### Extract provided
In the second demo, you can see the usage of --prompt flag and then passing a completely custom prompt that overwrites the previous Dockerfile, allowing the user to generate a Dockerfile based on their specific requirements and needs

🎥 Video3: using interactive mode with --multi-stage demostration capabilities

In this lengthy demo, I:

  • Choose a file type interactively
  • Provide a prompt to generate an AWS VPC with public/private subnets
  • Enable --multi-stage for step-by-step confirmation

This results in separate generation stages for main.tf, variables.tf, and outputs.tf, each requiring approval before proceeding—perfect for infrastructure tasks.

Code Repository

You can explore the full source code for this project on my GitHub repository.

The README includes installation instructions and guides for trying the tool locally.
######
* **Exercise details**
Please copy the demo write-up above word for word, from "This results in" up to and including "the tool locally.".
### Entries shown
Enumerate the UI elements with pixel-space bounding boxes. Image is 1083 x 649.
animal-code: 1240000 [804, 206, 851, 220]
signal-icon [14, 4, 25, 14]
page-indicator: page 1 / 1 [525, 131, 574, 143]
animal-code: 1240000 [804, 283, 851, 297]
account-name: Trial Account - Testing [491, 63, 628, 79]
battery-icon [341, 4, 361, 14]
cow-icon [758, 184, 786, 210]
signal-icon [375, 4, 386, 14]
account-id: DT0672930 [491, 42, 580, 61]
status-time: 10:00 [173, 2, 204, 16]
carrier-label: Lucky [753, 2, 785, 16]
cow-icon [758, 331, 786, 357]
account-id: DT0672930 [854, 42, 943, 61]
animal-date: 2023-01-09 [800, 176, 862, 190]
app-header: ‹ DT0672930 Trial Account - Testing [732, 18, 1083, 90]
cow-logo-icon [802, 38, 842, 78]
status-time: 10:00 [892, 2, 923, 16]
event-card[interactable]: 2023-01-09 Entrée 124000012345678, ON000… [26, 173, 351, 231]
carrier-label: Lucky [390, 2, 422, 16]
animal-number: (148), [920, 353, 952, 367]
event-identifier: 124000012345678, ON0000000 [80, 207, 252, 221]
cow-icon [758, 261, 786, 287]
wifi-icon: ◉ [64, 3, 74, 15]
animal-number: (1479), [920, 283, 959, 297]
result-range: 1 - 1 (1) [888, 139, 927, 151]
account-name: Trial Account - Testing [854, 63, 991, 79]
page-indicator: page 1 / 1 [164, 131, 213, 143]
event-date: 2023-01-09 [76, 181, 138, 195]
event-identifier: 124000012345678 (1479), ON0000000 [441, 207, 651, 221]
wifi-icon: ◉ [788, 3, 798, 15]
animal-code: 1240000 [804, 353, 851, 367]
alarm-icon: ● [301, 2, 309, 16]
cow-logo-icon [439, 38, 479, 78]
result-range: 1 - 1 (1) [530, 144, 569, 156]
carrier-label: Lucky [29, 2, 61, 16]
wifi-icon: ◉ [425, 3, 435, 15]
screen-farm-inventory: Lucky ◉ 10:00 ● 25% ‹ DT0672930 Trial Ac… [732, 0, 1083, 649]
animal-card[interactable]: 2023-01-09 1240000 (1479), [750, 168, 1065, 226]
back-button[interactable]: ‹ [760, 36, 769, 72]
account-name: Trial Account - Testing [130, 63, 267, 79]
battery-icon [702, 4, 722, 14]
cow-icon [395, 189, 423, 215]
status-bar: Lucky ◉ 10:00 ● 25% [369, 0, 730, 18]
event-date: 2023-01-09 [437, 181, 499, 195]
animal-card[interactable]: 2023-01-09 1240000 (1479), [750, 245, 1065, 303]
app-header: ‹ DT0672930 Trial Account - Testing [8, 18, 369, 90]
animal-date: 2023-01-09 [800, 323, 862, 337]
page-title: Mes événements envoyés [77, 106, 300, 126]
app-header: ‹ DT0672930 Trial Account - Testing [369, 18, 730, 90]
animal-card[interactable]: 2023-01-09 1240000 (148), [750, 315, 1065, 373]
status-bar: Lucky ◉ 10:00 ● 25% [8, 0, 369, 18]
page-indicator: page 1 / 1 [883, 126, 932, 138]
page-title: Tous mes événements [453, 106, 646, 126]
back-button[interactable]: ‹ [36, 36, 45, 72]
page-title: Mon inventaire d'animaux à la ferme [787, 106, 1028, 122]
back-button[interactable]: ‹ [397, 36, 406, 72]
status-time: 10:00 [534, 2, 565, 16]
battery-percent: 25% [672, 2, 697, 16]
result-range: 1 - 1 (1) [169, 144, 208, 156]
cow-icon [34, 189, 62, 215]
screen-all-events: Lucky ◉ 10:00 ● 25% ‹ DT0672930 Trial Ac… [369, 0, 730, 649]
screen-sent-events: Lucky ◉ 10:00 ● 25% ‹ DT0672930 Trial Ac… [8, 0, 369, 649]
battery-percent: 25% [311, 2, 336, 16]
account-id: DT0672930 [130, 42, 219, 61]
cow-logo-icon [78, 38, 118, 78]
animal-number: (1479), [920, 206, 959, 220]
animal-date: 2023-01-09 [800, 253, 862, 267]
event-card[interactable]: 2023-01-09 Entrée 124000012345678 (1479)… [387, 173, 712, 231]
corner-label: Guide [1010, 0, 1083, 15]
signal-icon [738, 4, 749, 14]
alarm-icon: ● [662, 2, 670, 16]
######
* **Reply to the task**
This results in separate generation stages for main.tf, variables.tf, and outputs.tf, each requiring approval before proceeding—perfect for infrastructure tasks.

Code Repository

You can explore the full source code for this project on my GitHub repository.

The README includes installation instructions and guides for trying the tool locally.